• [Aim] Find each line with the word "expenditures" in it, then give the total alone.

══ Information provided

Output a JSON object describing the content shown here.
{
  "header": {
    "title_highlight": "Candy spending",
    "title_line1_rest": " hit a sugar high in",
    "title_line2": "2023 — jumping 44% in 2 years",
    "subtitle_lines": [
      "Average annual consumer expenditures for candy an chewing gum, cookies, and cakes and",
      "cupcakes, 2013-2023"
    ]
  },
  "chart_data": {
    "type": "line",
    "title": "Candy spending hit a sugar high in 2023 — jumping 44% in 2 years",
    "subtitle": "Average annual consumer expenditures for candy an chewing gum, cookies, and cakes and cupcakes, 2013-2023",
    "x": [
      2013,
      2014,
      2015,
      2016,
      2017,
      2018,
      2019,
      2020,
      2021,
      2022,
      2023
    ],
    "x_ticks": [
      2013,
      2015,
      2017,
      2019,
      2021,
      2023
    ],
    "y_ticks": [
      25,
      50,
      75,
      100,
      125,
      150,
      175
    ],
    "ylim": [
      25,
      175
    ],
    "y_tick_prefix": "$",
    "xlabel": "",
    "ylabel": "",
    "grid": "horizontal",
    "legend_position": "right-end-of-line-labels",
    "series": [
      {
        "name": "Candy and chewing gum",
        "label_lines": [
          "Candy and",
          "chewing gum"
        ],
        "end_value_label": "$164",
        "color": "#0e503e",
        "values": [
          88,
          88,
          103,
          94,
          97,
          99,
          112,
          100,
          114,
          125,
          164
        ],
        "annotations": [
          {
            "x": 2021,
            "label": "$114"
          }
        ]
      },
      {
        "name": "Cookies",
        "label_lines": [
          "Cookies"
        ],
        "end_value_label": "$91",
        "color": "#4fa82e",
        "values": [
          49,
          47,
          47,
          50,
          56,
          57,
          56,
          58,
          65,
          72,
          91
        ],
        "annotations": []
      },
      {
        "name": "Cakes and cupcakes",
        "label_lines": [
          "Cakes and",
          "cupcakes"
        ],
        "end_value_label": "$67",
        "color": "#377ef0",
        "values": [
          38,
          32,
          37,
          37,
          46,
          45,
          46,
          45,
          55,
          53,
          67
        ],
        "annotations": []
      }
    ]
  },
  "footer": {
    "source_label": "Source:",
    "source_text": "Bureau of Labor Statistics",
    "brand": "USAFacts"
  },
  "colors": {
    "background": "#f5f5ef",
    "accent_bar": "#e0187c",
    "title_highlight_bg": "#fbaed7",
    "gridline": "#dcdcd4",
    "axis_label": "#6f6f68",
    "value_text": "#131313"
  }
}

════

• [The completed task] 2